(Layout dataset entries)
* Begin *

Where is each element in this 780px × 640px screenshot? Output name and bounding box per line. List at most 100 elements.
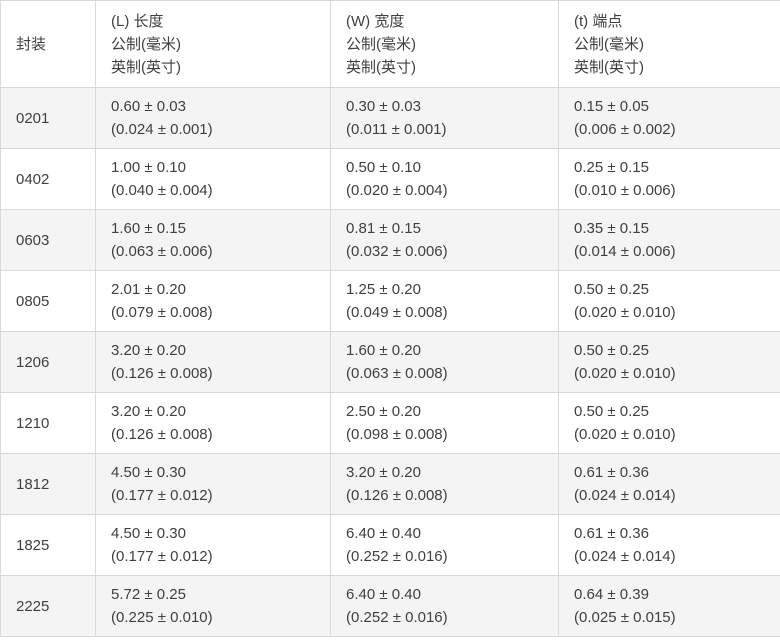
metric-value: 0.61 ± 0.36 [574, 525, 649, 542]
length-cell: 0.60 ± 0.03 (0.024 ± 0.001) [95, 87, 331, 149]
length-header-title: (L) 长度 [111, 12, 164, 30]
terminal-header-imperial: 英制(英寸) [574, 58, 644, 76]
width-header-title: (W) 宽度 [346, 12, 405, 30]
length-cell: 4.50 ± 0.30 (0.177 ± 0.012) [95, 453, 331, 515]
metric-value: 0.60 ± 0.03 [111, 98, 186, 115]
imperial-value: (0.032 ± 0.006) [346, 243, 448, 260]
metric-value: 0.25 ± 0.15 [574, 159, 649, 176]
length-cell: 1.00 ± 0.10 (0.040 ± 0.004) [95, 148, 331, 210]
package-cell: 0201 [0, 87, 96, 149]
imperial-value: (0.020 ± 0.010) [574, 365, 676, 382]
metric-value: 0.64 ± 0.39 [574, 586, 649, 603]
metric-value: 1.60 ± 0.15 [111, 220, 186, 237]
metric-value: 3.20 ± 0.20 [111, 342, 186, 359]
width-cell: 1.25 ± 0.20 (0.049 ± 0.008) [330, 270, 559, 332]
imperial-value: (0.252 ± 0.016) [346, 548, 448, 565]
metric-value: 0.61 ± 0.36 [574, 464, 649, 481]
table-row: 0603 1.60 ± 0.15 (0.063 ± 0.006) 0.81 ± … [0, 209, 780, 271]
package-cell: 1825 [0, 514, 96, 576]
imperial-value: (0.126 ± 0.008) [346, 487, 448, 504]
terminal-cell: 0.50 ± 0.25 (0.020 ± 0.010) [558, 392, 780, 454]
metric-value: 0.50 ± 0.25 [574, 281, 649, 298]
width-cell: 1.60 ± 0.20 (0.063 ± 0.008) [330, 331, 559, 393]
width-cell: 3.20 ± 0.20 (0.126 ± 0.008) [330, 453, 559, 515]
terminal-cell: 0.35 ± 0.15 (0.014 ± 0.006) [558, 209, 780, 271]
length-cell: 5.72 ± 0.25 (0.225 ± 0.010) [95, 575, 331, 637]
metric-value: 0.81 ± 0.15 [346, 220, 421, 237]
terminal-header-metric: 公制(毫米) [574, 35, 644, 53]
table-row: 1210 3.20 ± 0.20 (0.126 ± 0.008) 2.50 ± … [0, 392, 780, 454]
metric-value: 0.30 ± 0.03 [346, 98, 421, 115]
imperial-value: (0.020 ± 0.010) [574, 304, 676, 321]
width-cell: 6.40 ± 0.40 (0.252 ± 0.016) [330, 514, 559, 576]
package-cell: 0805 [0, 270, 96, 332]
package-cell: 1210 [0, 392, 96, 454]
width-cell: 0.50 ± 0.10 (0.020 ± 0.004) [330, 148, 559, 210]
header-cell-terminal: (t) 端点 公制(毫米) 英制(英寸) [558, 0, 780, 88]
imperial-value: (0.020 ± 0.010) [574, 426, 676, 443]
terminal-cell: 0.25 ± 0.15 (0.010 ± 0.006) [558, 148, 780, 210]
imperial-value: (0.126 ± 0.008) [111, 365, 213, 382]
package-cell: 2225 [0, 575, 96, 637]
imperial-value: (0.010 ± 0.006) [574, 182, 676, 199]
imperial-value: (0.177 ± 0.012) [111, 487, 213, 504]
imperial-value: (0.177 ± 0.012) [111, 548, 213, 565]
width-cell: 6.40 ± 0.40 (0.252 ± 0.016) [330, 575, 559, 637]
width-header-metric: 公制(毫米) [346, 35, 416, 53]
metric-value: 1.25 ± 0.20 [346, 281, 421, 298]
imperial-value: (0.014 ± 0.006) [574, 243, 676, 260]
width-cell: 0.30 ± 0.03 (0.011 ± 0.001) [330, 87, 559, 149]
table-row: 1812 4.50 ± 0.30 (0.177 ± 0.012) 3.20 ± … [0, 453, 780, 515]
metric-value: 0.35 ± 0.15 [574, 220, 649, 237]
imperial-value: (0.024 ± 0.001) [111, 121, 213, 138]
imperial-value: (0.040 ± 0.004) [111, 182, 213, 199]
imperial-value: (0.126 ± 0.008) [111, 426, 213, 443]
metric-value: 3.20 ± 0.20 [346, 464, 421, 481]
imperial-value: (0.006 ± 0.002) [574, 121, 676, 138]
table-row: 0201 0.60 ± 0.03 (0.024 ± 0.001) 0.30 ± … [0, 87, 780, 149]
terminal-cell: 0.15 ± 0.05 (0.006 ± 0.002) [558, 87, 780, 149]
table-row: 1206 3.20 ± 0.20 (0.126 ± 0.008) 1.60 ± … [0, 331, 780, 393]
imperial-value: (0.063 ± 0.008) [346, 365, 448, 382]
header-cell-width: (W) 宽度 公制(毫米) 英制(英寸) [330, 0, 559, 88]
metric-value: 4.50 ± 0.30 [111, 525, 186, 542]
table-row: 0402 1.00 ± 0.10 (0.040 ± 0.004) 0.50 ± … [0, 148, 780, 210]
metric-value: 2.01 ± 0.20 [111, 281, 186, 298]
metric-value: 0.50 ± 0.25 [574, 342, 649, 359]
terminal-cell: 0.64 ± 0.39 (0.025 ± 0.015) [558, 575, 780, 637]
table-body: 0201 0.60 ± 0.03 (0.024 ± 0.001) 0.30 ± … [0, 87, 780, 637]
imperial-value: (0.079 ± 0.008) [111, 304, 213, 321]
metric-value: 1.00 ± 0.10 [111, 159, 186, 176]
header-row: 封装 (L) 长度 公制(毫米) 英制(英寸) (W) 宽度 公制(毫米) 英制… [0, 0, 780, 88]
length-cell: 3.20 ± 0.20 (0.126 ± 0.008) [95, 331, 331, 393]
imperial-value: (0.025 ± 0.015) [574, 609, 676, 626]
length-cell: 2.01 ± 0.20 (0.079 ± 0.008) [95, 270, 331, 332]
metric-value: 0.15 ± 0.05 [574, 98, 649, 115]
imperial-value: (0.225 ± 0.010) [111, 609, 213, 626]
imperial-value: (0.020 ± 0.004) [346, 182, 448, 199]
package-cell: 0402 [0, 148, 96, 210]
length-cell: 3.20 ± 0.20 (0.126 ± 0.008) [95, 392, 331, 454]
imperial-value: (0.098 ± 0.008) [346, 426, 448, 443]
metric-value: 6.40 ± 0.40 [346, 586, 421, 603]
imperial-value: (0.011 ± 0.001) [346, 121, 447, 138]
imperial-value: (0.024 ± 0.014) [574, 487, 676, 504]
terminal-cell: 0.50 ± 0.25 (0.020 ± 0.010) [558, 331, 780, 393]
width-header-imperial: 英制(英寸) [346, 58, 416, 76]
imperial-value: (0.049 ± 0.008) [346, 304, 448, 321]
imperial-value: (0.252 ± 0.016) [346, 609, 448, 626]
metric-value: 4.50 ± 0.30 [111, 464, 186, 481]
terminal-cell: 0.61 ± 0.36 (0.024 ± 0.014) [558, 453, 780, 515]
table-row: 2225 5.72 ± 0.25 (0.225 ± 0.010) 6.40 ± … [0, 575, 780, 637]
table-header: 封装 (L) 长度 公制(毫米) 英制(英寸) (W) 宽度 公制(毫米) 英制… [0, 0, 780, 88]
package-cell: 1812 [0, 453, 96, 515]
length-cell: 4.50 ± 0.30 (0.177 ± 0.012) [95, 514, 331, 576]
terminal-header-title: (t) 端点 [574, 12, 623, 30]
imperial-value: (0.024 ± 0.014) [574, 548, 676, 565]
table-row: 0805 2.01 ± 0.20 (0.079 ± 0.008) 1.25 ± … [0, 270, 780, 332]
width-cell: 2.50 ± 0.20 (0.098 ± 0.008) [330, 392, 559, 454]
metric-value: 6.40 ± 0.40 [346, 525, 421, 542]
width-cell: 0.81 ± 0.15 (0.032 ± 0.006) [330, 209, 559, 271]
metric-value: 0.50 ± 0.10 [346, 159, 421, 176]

* End *

### [Stated exercise]
Please pull out every line of the material from the line containing "metric-value: 0.61 ± 0.36 [574, 525, 649, 542]" down to the line containing "imperial-value: (0.126 ± 0.008) [111, 365, 213, 382]", both ends included, and reproduce them without any change.

### [Full response]
metric-value: 0.61 ± 0.36 [574, 525, 649, 542]
length-cell: 0.60 ± 0.03 (0.024 ± 0.001) [95, 87, 331, 149]
length-header-title: (L) 长度 [111, 12, 164, 30]
terminal-header-imperial: 英制(英寸) [574, 58, 644, 76]
width-header-title: (W) 宽度 [346, 12, 405, 30]
length-cell: 4.50 ± 0.30 (0.177 ± 0.012) [95, 453, 331, 515]
metric-value: 0.60 ± 0.03 [111, 98, 186, 115]
imperial-value: (0.032 ± 0.006) [346, 243, 448, 260]
metric-value: 0.25 ± 0.15 [574, 159, 649, 176]
length-cell: 1.00 ± 0.10 (0.040 ± 0.004) [95, 148, 331, 210]
package-cell: 0201 [0, 87, 96, 149]
imperial-value: (0.020 ± 0.010) [574, 365, 676, 382]
metric-value: 0.64 ± 0.39 [574, 586, 649, 603]
metric-value: 1.60 ± 0.15 [111, 220, 186, 237]
metric-value: 3.20 ± 0.20 [111, 342, 186, 359]
width-cell: 1.25 ± 0.20 (0.049 ± 0.008) [330, 270, 559, 332]
imperial-value: (0.252 ± 0.016) [346, 548, 448, 565]
metric-value: 0.61 ± 0.36 [574, 464, 649, 481]
table-row: 0603 1.60 ± 0.15 (0.063 ± 0.006) 0.81 ± … [0, 209, 780, 271]
package-cell: 1825 [0, 514, 96, 576]
imperial-value: (0.126 ± 0.008) [346, 487, 448, 504]
terminal-cell: 0.50 ± 0.25 (0.020 ± 0.010) [558, 392, 780, 454]
metric-value: 0.50 ± 0.25 [574, 281, 649, 298]
width-cell: 1.60 ± 0.20 (0.063 ± 0.008) [330, 331, 559, 393]
width-cell: 3.20 ± 0.20 (0.126 ± 0.008) [330, 453, 559, 515]
terminal-cell: 0.35 ± 0.15 (0.014 ± 0.006) [558, 209, 780, 271]
length-cell: 5.72 ± 0.25 (0.225 ± 0.010) [95, 575, 331, 637]
metric-value: 0.81 ± 0.15 [346, 220, 421, 237]
terminal-header-metric: 公制(毫米) [574, 35, 644, 53]
table-row: 1210 3.20 ± 0.20 (0.126 ± 0.008) 2.50 ± … [0, 392, 780, 454]
metric-value: 0.30 ± 0.03 [346, 98, 421, 115]
imperial-value: (0.020 ± 0.010) [574, 304, 676, 321]
width-cell: 6.40 ± 0.40 (0.252 ± 0.016) [330, 514, 559, 576]
package-cell: 0805 [0, 270, 96, 332]
package-cell: 1210 [0, 392, 96, 454]
width-cell: 0.50 ± 0.10 (0.020 ± 0.004) [330, 148, 559, 210]
header-cell-terminal: (t) 端点 公制(毫米) 英制(英寸) [558, 0, 780, 88]
imperial-value: (0.020 ± 0.010) [574, 426, 676, 443]
terminal-cell: 0.25 ± 0.15 (0.010 ± 0.006) [558, 148, 780, 210]
imperial-value: (0.126 ± 0.008) [111, 365, 213, 382]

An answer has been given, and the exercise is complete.